[YOUR INSTRUCTIONS] Below is a set of records, and all of them should be retyped exactly, minus the pictures.

[SUPPLIED RECORDS]
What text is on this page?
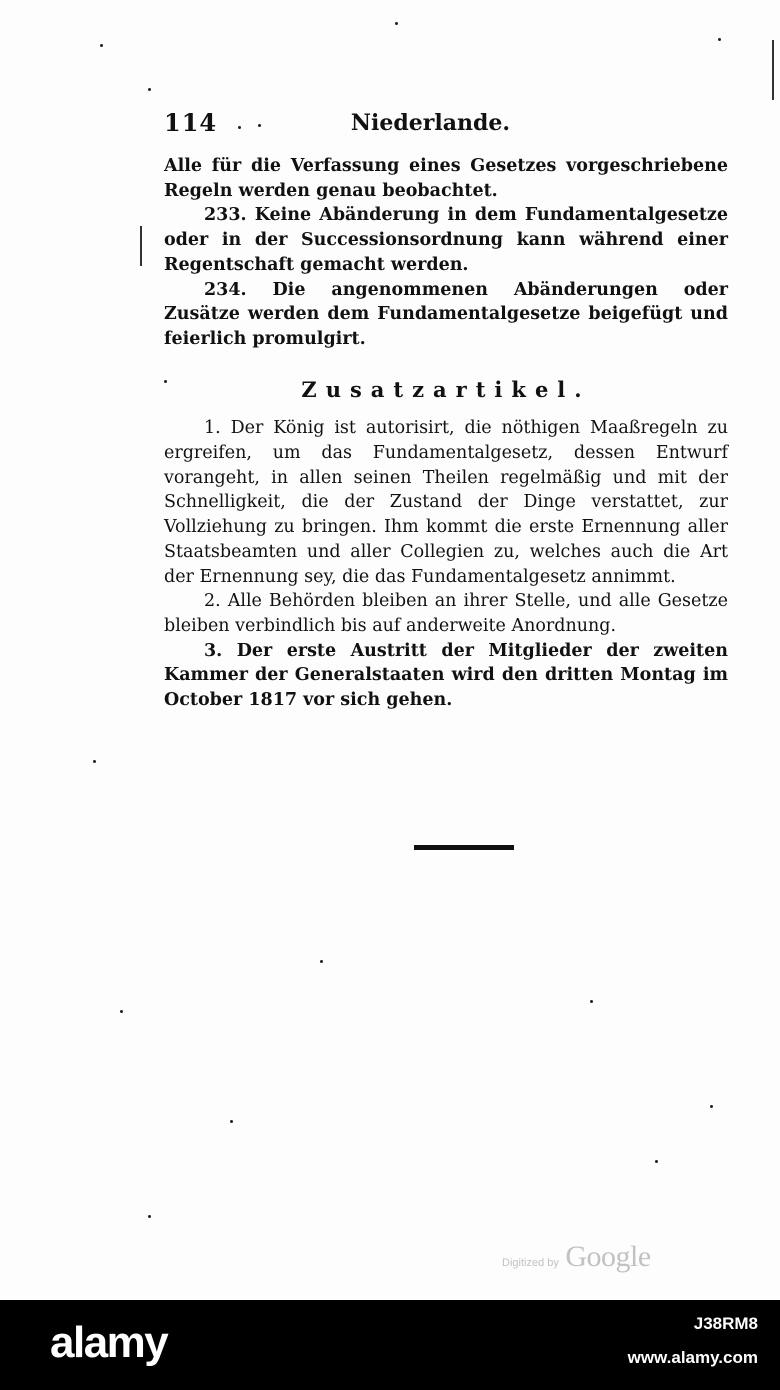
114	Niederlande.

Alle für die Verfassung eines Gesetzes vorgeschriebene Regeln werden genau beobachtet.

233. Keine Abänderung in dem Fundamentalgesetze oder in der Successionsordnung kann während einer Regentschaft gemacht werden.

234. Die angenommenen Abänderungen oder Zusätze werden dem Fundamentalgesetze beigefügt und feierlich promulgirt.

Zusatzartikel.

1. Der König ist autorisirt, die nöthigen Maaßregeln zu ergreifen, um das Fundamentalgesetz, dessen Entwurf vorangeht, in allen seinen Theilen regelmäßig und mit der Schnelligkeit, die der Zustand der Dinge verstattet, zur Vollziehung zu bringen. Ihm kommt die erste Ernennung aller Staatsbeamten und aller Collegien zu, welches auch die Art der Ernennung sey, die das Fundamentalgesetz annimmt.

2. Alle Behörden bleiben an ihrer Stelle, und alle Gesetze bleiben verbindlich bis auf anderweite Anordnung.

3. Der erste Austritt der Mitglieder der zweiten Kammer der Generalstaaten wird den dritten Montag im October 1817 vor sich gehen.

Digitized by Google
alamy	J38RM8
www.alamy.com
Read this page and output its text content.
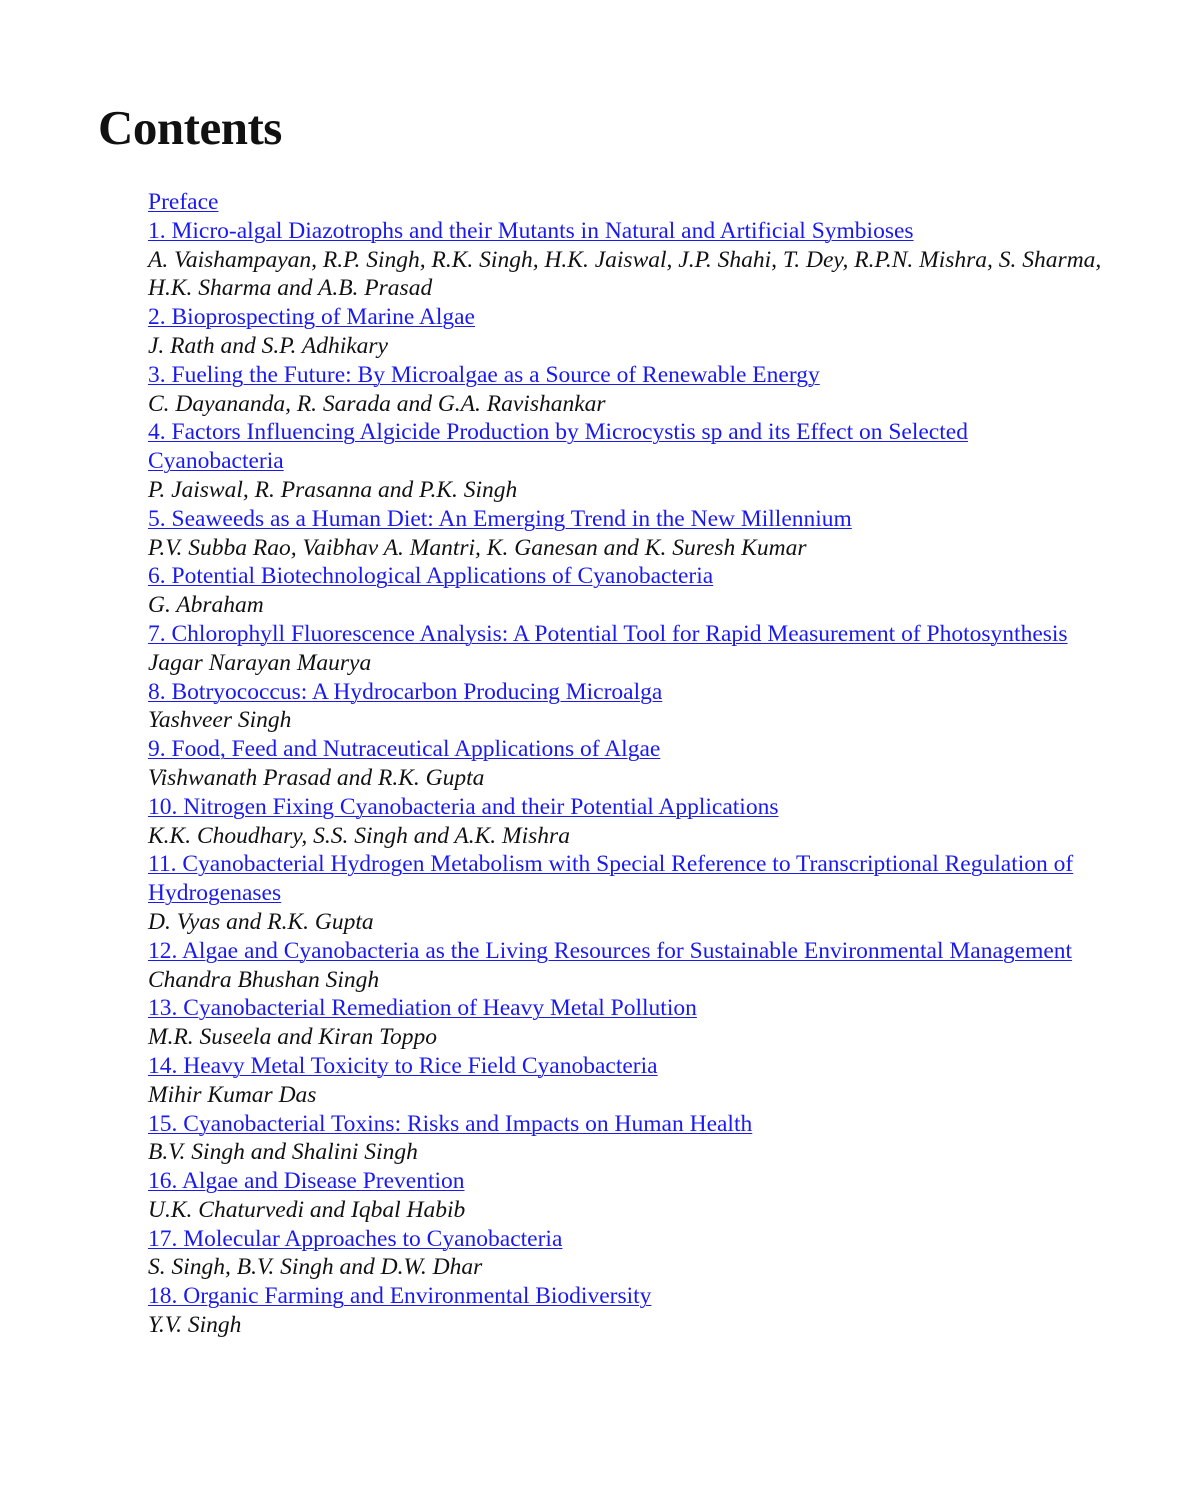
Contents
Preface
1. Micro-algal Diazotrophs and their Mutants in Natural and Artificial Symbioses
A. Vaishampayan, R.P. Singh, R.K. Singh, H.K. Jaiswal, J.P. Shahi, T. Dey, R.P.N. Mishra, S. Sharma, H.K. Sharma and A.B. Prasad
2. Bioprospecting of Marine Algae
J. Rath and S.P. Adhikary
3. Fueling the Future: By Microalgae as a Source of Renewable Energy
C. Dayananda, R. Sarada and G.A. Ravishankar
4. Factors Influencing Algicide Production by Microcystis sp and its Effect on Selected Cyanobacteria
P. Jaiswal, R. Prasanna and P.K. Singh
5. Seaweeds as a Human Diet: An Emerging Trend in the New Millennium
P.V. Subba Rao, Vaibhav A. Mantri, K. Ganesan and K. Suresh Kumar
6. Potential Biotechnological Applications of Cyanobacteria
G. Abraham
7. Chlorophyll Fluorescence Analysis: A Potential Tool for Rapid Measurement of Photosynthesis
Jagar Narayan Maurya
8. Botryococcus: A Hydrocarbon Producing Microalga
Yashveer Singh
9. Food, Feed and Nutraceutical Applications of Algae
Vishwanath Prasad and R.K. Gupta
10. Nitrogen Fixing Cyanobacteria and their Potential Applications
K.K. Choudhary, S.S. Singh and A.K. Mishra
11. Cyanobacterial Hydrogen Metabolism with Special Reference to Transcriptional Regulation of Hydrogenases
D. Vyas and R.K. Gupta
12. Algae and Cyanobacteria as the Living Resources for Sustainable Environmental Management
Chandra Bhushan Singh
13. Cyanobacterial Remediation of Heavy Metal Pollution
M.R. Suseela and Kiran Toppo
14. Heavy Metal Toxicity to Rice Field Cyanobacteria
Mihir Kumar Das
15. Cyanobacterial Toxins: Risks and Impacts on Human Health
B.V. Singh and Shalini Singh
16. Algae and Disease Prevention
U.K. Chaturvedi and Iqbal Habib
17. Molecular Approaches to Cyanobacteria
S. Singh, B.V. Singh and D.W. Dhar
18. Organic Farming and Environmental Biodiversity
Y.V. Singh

[EXPECTED ANSWER]
What text is on this page?
114	Niederlande.

Alle für die Verfassung eines Gesetzes vorgeschriebene Regeln werden genau beobachtet.

233. Keine Abänderung in dem Fundamentalgesetze oder in der Successionsordnung kann während einer Regentschaft gemacht werden.

234. Die angenommenen Abänderungen oder Zusätze werden dem Fundamentalgesetze beigefügt und feierlich promulgirt.

Zusatzartikel.

1. Der König ist autorisirt, die nöthigen Maaßregeln zu ergreifen, um das Fundamentalgesetz, dessen Entwurf vorangeht, in allen seinen Theilen regelmäßig und mit der Schnelligkeit, die der Zustand der Dinge verstattet, zur Vollziehung zu bringen. Ihm kommt die erste Ernennung aller Staatsbeamten und aller Collegien zu, welches auch die Art der Ernennung sey, die das Fundamentalgesetz annimmt.

2. Alle Behörden bleiben an ihrer Stelle, und alle Gesetze bleiben verbindlich bis auf anderweite Anordnung.

3. Der erste Austritt der Mitglieder der zweiten Kammer der Generalstaaten wird den dritten Montag im October 1817 vor sich gehen.

Digitized by Google
alamy	J38RM8
www.alamy.com
Read this page and output its text content.
Contents
Preface
1. Micro-algal Diazotrophs and their Mutants in Natural and Artificial Symbioses
A. Vaishampayan, R.P. Singh, R.K. Singh, H.K. Jaiswal, J.P. Shahi, T. Dey, R.P.N. Mishra, S. Sharma, H.K. Sharma and A.B. Prasad
2. Bioprospecting of Marine Algae
J. Rath and S.P. Adhikary
3. Fueling the Future: By Microalgae as a Source of Renewable Energy
C. Dayananda, R. Sarada and G.A. Ravishankar
4. Factors Influencing Algicide Production by Microcystis sp and its Effect on Selected Cyanobacteria
P. Jaiswal, R. Prasanna and P.K. Singh
5. Seaweeds as a Human Diet: An Emerging Trend in the New Millennium
P.V. Subba Rao, Vaibhav A. Mantri, K. Ganesan and K. Suresh Kumar
6. Potential Biotechnological Applications of Cyanobacteria
G. Abraham
7. Chlorophyll Fluorescence Analysis: A Potential Tool for Rapid Measurement of Photosynthesis
Jagar Narayan Maurya
8. Botryococcus: A Hydrocarbon Producing Microalga
Yashveer Singh
9. Food, Feed and Nutraceutical Applications of Algae
Vishwanath Prasad and R.K. Gupta
10. Nitrogen Fixing Cyanobacteria and their Potential Applications
K.K. Choudhary, S.S. Singh and A.K. Mishra
11. Cyanobacterial Hydrogen Metabolism with Special Reference to Transcriptional Regulation of Hydrogenases
D. Vyas and R.K. Gupta
12. Algae and Cyanobacteria as the Living Resources for Sustainable Environmental Management
Chandra Bhushan Singh
13. Cyanobacterial Remediation of Heavy Metal Pollution
M.R. Suseela and Kiran Toppo
14. Heavy Metal Toxicity to Rice Field Cyanobacteria
Mihir Kumar Das
15. Cyanobacterial Toxins: Risks and Impacts on Human Health
B.V. Singh and Shalini Singh
16. Algae and Disease Prevention
U.K. Chaturvedi and Iqbal Habib
17. Molecular Approaches to Cyanobacteria
S. Singh, B.V. Singh and D.W. Dhar
18. Organic Farming and Environmental Biodiversity
Y.V. Singh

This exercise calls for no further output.